BRIEF =>
Go over the entries below line by line, copying each one that contains the word "意思对即可".

ITEMS =>
* Start *
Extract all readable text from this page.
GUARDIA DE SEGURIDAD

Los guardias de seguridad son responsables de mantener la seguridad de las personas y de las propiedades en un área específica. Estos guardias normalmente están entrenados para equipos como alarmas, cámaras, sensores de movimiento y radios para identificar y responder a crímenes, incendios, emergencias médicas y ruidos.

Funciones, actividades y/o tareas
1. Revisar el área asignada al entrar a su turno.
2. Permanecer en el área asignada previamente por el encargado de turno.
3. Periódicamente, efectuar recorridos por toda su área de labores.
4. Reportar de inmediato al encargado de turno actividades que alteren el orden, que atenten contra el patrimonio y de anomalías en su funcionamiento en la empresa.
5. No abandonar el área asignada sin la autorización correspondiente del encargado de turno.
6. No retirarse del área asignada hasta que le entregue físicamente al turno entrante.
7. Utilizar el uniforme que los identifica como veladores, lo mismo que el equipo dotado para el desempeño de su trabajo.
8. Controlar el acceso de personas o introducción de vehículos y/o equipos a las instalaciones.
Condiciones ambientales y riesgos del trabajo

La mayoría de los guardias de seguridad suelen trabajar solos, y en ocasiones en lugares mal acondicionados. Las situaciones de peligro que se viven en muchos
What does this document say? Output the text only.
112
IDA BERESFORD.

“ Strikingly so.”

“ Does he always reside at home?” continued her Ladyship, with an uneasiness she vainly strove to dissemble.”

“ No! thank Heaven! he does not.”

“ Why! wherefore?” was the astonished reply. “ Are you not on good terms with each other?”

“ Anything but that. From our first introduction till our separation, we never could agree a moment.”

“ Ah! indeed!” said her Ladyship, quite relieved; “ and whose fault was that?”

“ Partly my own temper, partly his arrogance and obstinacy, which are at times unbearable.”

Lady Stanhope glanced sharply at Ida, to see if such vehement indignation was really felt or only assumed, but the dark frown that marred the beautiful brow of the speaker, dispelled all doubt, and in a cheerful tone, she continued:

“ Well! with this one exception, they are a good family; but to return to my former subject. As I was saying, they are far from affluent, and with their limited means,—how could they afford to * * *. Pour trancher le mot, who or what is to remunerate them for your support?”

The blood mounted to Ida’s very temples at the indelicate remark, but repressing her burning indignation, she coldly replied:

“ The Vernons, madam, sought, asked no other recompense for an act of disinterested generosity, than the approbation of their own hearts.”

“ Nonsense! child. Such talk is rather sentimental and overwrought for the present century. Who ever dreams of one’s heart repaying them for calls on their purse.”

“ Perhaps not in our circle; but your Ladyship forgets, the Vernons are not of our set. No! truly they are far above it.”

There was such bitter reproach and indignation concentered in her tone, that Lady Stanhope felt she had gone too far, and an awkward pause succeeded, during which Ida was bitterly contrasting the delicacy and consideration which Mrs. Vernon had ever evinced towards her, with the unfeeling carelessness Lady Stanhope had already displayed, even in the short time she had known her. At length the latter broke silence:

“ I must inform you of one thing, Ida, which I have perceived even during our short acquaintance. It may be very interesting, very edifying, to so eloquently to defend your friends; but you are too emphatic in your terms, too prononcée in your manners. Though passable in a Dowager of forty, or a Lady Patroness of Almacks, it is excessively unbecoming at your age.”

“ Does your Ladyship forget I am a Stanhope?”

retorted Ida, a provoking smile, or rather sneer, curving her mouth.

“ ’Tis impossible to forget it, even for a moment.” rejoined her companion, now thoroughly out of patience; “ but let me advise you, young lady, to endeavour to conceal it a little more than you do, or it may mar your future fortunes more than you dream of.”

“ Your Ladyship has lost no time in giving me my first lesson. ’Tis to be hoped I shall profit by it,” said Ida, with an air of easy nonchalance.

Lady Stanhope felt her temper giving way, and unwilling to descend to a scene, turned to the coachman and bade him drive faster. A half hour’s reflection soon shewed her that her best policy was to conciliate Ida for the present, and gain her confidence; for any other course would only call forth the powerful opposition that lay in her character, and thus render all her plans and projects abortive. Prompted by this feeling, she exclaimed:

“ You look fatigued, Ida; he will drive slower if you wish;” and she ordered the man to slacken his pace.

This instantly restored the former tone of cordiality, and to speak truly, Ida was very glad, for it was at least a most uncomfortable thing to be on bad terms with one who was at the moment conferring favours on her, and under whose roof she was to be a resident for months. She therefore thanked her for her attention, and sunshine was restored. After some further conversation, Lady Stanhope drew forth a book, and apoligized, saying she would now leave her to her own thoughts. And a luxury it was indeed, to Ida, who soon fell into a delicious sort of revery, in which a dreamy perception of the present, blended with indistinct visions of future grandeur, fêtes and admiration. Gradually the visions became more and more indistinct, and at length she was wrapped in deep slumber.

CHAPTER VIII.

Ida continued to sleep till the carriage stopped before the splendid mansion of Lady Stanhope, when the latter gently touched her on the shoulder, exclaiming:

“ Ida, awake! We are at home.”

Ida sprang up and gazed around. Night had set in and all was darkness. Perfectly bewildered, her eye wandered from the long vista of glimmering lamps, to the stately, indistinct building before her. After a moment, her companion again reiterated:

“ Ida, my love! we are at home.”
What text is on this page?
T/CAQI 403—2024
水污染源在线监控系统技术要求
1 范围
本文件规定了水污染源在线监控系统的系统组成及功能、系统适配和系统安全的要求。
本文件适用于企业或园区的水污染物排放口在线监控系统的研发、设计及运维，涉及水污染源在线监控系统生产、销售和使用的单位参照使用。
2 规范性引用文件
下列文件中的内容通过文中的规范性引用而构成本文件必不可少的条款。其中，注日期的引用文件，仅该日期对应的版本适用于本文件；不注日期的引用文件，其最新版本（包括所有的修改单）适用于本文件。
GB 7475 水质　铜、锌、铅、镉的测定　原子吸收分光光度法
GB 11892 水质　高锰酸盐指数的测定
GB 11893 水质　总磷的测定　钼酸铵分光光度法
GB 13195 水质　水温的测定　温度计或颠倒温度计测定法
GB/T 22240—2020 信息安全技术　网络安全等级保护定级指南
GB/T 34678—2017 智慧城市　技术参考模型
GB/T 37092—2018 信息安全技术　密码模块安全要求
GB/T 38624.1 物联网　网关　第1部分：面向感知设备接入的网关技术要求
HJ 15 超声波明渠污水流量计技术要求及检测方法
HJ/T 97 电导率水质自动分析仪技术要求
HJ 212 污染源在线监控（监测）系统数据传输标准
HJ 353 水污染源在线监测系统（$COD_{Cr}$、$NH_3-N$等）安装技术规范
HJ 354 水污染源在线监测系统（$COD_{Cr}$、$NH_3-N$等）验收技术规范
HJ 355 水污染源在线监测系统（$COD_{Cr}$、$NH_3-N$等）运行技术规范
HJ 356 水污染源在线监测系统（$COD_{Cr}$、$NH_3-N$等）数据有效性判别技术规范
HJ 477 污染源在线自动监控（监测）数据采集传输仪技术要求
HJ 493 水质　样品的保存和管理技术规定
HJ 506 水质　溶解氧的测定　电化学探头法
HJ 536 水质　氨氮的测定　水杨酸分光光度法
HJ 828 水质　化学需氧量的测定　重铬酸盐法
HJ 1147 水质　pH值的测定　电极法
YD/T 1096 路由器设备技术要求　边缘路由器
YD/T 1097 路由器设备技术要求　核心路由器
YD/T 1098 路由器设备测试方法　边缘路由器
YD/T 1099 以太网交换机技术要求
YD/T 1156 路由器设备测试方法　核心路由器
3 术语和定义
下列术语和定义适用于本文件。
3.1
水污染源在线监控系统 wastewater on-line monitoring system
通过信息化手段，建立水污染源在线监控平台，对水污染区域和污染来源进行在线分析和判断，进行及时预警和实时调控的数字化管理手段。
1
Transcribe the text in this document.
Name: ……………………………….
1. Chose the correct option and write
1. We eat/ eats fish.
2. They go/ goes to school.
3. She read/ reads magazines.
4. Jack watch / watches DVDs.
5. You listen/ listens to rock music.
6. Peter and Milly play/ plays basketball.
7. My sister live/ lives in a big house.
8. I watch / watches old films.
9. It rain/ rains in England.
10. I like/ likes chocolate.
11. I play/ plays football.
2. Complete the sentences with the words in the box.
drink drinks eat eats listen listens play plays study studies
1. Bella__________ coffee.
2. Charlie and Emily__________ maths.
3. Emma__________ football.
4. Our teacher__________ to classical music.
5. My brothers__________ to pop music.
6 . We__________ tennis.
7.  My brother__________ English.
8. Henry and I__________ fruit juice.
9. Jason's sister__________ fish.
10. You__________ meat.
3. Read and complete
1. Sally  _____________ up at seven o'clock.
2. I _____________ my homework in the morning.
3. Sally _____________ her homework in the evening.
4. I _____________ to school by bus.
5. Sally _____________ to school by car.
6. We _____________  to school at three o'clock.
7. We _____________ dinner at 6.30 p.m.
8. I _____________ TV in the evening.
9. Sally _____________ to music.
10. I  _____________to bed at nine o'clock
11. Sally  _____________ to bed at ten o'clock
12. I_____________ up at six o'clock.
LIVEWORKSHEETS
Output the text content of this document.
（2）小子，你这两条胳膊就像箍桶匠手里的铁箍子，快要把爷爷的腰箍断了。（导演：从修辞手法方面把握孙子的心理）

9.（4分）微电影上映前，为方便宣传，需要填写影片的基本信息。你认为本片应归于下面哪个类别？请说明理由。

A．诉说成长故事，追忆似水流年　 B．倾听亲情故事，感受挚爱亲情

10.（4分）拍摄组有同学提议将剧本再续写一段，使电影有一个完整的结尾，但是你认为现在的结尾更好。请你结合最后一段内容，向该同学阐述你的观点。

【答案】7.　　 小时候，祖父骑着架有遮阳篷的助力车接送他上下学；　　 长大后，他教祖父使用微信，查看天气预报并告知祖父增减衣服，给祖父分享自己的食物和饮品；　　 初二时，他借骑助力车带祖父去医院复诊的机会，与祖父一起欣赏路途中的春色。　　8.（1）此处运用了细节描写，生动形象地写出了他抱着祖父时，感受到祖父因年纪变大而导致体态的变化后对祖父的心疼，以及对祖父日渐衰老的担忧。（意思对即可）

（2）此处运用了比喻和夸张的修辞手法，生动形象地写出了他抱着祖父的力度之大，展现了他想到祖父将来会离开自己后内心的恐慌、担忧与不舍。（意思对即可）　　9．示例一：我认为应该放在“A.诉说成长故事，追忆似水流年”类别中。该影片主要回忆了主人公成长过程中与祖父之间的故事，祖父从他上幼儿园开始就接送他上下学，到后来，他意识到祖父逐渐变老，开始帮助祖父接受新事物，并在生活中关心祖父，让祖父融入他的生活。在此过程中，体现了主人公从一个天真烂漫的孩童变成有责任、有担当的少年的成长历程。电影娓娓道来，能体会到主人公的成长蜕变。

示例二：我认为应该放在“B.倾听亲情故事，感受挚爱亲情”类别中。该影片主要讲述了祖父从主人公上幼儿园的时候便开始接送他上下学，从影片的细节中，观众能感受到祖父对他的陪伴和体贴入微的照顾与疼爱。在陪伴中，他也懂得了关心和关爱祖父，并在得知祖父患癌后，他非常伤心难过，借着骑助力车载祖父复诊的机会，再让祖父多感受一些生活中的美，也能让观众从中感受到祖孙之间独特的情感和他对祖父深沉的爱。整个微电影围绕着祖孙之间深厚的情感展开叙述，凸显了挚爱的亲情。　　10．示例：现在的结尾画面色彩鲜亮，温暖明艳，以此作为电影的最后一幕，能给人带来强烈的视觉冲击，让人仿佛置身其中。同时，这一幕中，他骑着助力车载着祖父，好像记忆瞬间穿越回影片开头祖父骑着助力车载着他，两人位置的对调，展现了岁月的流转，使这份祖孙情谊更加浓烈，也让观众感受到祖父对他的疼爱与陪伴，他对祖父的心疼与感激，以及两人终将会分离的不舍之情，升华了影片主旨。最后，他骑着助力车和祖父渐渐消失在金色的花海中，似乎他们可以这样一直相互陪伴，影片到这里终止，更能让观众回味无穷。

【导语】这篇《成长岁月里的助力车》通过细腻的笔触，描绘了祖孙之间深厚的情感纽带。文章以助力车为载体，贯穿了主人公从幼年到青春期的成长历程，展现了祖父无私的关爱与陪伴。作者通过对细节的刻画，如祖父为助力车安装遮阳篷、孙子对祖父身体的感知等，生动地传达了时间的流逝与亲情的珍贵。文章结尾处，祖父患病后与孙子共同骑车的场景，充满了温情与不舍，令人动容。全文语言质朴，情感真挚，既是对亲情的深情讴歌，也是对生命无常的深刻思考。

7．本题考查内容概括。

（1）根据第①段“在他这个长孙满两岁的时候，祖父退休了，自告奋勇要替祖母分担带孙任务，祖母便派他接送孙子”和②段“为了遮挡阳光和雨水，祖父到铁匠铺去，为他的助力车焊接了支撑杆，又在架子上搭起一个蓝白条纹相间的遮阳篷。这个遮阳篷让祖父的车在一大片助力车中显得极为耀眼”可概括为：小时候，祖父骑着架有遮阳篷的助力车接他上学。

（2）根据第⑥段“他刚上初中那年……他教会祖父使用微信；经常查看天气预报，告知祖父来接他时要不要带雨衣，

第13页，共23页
* End *
RESULT BELOW =>
【答案】7.　　 小时候，祖父骑着架有遮阳篷的助力车接送他上下学；　　 长大后，他教祖父使用微信，查看天气预报并告知祖父增减衣服，给祖父分享自己的食物和饮品；　　 初二时，他借骑助力车带祖父去医院复诊的机会，与祖父一起欣赏路途中的春色。　　8.（1）此处运用了细节描写，生动形象地写出了他抱着祖父时，感受到祖父因年纪变大而导致体态的变化后对祖父的心疼，以及对祖父日渐衰老的担忧。（意思对即可）
（2）此处运用了比喻和夸张的修辞手法，生动形象地写出了他抱着祖父的力度之大，展现了他想到祖父将来会离开自己后内心的恐慌、担忧与不舍。（意思对即可）　　9．示例一：我认为应该放在“A.诉说成长故事，追忆似水流年”类别中。该影片主要回忆了主人公成长过程中与祖父之间的故事，祖父从他上幼儿园开始就接送他上下学，到后来，他意识到祖父逐渐变老，开始帮助祖父接受新事物，并在生活中关心祖父，让祖父融入他的生活。在此过程中，体现了主人公从一个天真烂漫的孩童变成有责任、有担当的少年的成长历程。电影娓娓道来，能体会到主人公的成长蜕变。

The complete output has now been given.